DATASET EXTRACT

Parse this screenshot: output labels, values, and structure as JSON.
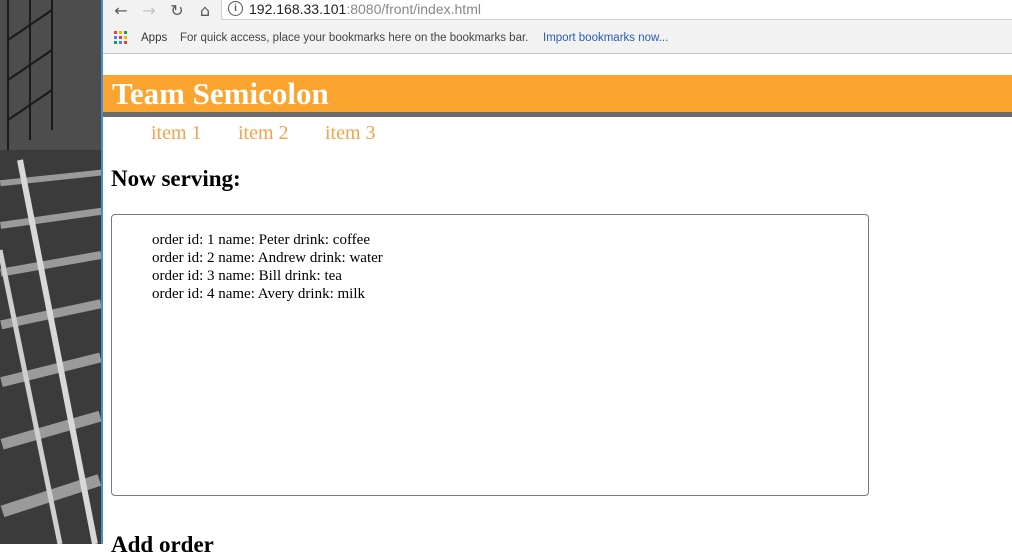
{
  "browser": {
    "url_host": "192.168.33.101",
    "url_rest": ":8080/front/index.html",
    "bookmarks_bar": {
      "apps_label": "Apps",
      "hint": "For quick access, place your bookmarks here on the bookmarks bar.",
      "import_link": "Import bookmarks now..."
    }
  },
  "colors": {
    "banner": "#fba530",
    "banner_border": "#6b6b6b",
    "menu_link": "#f6a14b",
    "bookmark_link": "#2a5db0"
  },
  "page": {
    "title": "Team Semicolon",
    "menu": [
      "item 1",
      "item 2",
      "item 3"
    ],
    "serving_heading": "Now serving:",
    "orders": [
      "order id: 1 name: Peter drink: coffee",
      "order id: 2 name: Andrew drink: water",
      "order id: 3 name: Bill drink: tea",
      "order id: 4 name: Avery drink: milk"
    ],
    "add_heading": "Add order"
  }
}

PROBLEM
Leave out the pictures and copy the rest of the material above exactly.

REPLY
Parse this screenshot: output labels, values, and structure as JSON.
{
  "browser": {
    "url_host": "192.168.33.101",
    "url_rest": ":8080/front/index.html",
    "bookmarks_bar": {
      "apps_label": "Apps",
      "hint": "For quick access, place your bookmarks here on the bookmarks bar.",
      "import_link": "Import bookmarks now..."
    }
  },
  "colors": {
    "banner": "#fba530",
    "banner_border": "#6b6b6b",
    "menu_link": "#f6a14b",
    "bookmark_link": "#2a5db0"
  },
  "page": {
    "title": "Team Semicolon",
    "menu": [
      "item 1",
      "item 2",
      "item 3"
    ],
    "serving_heading": "Now serving:",
    "orders": [
      "order id: 1 name: Peter drink: coffee",
      "order id: 2 name: Andrew drink: water",
      "order id: 3 name: Bill drink: tea",
      "order id: 4 name: Avery drink: milk"
    ],
    "add_heading": "Add order"
  }
}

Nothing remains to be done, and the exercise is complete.